# INSTRUCTIONS FOR THE TASK
Write out the listing beneath this instruction in its entirety, exactly as it reads.

* START DATA SECTION *

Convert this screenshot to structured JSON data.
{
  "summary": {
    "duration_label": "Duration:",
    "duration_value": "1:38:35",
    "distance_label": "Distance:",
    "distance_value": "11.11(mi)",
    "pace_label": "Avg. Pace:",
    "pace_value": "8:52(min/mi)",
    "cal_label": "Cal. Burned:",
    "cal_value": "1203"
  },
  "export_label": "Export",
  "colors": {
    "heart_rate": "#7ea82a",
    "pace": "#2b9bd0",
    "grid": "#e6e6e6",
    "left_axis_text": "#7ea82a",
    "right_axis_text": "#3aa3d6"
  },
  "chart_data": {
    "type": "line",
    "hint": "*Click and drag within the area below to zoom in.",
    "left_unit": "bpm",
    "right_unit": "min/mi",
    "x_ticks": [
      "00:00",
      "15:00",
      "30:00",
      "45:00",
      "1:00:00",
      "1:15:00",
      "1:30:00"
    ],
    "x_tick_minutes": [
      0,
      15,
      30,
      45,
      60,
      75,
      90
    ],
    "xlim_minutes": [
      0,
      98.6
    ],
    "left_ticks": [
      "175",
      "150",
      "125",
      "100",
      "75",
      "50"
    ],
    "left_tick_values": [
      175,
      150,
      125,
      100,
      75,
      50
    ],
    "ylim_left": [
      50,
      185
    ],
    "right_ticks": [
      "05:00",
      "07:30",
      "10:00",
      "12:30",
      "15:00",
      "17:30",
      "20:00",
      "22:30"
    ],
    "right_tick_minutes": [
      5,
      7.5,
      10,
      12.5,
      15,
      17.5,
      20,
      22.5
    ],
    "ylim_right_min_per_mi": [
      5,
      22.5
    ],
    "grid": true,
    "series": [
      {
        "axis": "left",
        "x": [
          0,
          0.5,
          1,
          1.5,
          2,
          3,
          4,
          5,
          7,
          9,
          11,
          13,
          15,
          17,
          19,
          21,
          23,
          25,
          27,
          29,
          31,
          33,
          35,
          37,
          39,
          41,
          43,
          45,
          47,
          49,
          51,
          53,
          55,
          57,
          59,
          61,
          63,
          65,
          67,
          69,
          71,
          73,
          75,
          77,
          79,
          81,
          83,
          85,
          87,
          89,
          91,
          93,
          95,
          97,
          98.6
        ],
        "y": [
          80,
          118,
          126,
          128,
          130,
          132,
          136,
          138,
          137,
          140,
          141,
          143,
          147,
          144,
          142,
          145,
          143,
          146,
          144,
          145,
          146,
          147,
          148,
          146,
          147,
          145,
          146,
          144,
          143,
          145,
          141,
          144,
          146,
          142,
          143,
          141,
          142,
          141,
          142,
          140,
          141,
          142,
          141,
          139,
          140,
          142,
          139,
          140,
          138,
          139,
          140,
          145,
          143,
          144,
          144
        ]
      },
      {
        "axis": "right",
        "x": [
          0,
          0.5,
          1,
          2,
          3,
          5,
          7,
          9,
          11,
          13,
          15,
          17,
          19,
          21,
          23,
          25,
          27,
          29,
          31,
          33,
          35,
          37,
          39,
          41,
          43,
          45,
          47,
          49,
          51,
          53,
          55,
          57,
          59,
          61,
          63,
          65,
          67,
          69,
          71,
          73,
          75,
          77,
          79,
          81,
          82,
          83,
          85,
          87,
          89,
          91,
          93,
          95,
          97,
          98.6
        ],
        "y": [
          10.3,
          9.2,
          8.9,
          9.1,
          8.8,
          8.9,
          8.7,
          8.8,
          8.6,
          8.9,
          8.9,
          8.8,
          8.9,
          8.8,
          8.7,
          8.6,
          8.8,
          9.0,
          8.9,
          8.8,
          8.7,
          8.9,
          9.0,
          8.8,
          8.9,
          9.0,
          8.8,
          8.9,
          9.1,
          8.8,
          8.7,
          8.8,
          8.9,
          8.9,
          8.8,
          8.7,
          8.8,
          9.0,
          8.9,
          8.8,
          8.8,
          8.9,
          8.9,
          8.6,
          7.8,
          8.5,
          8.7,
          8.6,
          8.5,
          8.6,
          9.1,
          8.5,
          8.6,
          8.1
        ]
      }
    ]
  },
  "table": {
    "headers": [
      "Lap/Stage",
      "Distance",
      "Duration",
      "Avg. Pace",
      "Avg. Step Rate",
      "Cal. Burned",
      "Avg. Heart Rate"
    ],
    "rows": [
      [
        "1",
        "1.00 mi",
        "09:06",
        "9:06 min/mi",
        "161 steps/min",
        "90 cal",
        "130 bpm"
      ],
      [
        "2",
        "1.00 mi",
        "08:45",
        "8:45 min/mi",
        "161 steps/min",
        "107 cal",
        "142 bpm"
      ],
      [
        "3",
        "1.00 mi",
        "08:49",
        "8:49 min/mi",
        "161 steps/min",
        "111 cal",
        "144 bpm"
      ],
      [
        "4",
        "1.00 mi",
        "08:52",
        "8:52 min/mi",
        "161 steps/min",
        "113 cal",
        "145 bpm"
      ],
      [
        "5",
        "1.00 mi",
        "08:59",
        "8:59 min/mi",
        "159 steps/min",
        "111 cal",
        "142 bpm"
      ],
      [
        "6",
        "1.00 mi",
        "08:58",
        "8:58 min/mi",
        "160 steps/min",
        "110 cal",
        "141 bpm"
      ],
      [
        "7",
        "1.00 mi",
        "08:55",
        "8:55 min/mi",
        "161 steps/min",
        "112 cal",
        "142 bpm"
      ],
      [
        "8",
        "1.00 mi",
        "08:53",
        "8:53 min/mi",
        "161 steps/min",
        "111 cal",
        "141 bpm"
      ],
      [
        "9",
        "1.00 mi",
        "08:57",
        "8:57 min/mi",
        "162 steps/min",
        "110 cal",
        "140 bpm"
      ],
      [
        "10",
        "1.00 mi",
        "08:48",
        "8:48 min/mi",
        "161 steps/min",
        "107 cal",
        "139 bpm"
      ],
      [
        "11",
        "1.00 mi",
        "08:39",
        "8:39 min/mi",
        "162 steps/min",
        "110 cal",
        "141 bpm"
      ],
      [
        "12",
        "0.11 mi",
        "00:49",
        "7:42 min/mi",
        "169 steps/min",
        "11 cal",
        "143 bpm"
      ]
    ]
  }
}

* END DATA SECTION *

# REPLY
Convert this screenshot to structured JSON data.
{
  "summary": {
    "duration_label": "Duration:",
    "duration_value": "1:38:35",
    "distance_label": "Distance:",
    "distance_value": "11.11(mi)",
    "pace_label": "Avg. Pace:",
    "pace_value": "8:52(min/mi)",
    "cal_label": "Cal. Burned:",
    "cal_value": "1203"
  },
  "export_label": "Export",
  "colors": {
    "heart_rate": "#7ea82a",
    "pace": "#2b9bd0",
    "grid": "#e6e6e6",
    "left_axis_text": "#7ea82a",
    "right_axis_text": "#3aa3d6"
  },
  "chart_data": {
    "type": "line",
    "hint": "*Click and drag within the area below to zoom in.",
    "left_unit": "bpm",
    "right_unit": "min/mi",
    "x_ticks": [
      "00:00",
      "15:00",
      "30:00",
      "45:00",
      "1:00:00",
      "1:15:00",
      "1:30:00"
    ],
    "x_tick_minutes": [
      0,
      15,
      30,
      45,
      60,
      75,
      90
    ],
    "xlim_minutes": [
      0,
      98.6
    ],
    "left_ticks": [
      "175",
      "150",
      "125",
      "100",
      "75",
      "50"
    ],
    "left_tick_values": [
      175,
      150,
      125,
      100,
      75,
      50
    ],
    "ylim_left": [
      50,
      185
    ],
    "right_ticks": [
      "05:00",
      "07:30",
      "10:00",
      "12:30",
      "15:00",
      "17:30",
      "20:00",
      "22:30"
    ],
    "right_tick_minutes": [
      5,
      7.5,
      10,
      12.5,
      15,
      17.5,
      20,
      22.5
    ],
    "ylim_right_min_per_mi": [
      5,
      22.5
    ],
    "grid": true,
    "series": [
      {
        "axis": "left",
        "x": [
          0,
          0.5,
          1,
          1.5,
          2,
          3,
          4,
          5,
          7,
          9,
          11,
          13,
          15,
          17,
          19,
          21,
          23,
          25,
          27,
          29,
          31,
          33,
          35,
          37,
          39,
          41,
          43,
          45,
          47,
          49,
          51,
          53,
          55,
          57,
          59,
          61,
          63,
          65,
          67,
          69,
          71,
          73,
          75,
          77,
          79,
          81,
          83,
          85,
          87,
          89,
          91,
          93,
          95,
          97,
          98.6
        ],
        "y": [
          80,
          118,
          126,
          128,
          130,
          132,
          136,
          138,
          137,
          140,
          141,
          143,
          147,
          144,
          142,
          145,
          143,
          146,
          144,
          145,
          146,
          147,
          148,
          146,
          147,
          145,
          146,
          144,
          143,
          145,
          141,
          144,
          146,
          142,
          143,
          141,
          142,
          141,
          142,
          140,
          141,
          142,
          141,
          139,
          140,
          142,
          139,
          140,
          138,
          139,
          140,
          145,
          143,
          144,
          144
        ]
      },
      {
        "axis": "right",
        "x": [
          0,
          0.5,
          1,
          2,
          3,
          5,
          7,
          9,
          11,
          13,
          15,
          17,
          19,
          21,
          23,
          25,
          27,
          29,
          31,
          33,
          35,
          37,
          39,
          41,
          43,
          45,
          47,
          49,
          51,
          53,
          55,
          57,
          59,
          61,
          63,
          65,
          67,
          69,
          71,
          73,
          75,
          77,
          79,
          81,
          82,
          83,
          85,
          87,
          89,
          91,
          93,
          95,
          97,
          98.6
        ],
        "y": [
          10.3,
          9.2,
          8.9,
          9.1,
          8.8,
          8.9,
          8.7,
          8.8,
          8.6,
          8.9,
          8.9,
          8.8,
          8.9,
          8.8,
          8.7,
          8.6,
          8.8,
          9.0,
          8.9,
          8.8,
          8.7,
          8.9,
          9.0,
          8.8,
          8.9,
          9.0,
          8.8,
          8.9,
          9.1,
          8.8,
          8.7,
          8.8,
          8.9,
          8.9,
          8.8,
          8.7,
          8.8,
          9.0,
          8.9,
          8.8,
          8.8,
          8.9,
          8.9,
          8.6,
          7.8,
          8.5,
          8.7,
          8.6,
          8.5,
          8.6,
          9.1,
          8.5,
          8.6,
          8.1
        ]
      }
    ]
  },
  "table": {
    "headers": [
      "Lap/Stage",
      "Distance",
      "Duration",
      "Avg. Pace",
      "Avg. Step Rate",
      "Cal. Burned",
      "Avg. Heart Rate"
    ],
    "rows": [
      [
        "1",
        "1.00 mi",
        "09:06",
        "9:06 min/mi",
        "161 steps/min",
        "90 cal",
        "130 bpm"
      ],
      [
        "2",
        "1.00 mi",
        "08:45",
        "8:45 min/mi",
        "161 steps/min",
        "107 cal",
        "142 bpm"
      ],
      [
        "3",
        "1.00 mi",
        "08:49",
        "8:49 min/mi",
        "161 steps/min",
        "111 cal",
        "144 bpm"
      ],
      [
        "4",
        "1.00 mi",
        "08:52",
        "8:52 min/mi",
        "161 steps/min",
        "113 cal",
        "145 bpm"
      ],
      [
        "5",
        "1.00 mi",
        "08:59",
        "8:59 min/mi",
        "159 steps/min",
        "111 cal",
        "142 bpm"
      ],
      [
        "6",
        "1.00 mi",
        "08:58",
        "8:58 min/mi",
        "160 steps/min",
        "110 cal",
        "141 bpm"
      ],
      [
        "7",
        "1.00 mi",
        "08:55",
        "8:55 min/mi",
        "161 steps/min",
        "112 cal",
        "142 bpm"
      ],
      [
        "8",
        "1.00 mi",
        "08:53",
        "8:53 min/mi",
        "161 steps/min",
        "111 cal",
        "141 bpm"
      ],
      [
        "9",
        "1.00 mi",
        "08:57",
        "8:57 min/mi",
        "162 steps/min",
        "110 cal",
        "140 bpm"
      ],
      [
        "10",
        "1.00 mi",
        "08:48",
        "8:48 min/mi",
        "161 steps/min",
        "107 cal",
        "139 bpm"
      ],
      [
        "11",
        "1.00 mi",
        "08:39",
        "8:39 min/mi",
        "162 steps/min",
        "110 cal",
        "141 bpm"
      ],
      [
        "12",
        "0.11 mi",
        "00:49",
        "7:42 min/mi",
        "169 steps/min",
        "11 cal",
        "143 bpm"
      ]
    ]
  }
}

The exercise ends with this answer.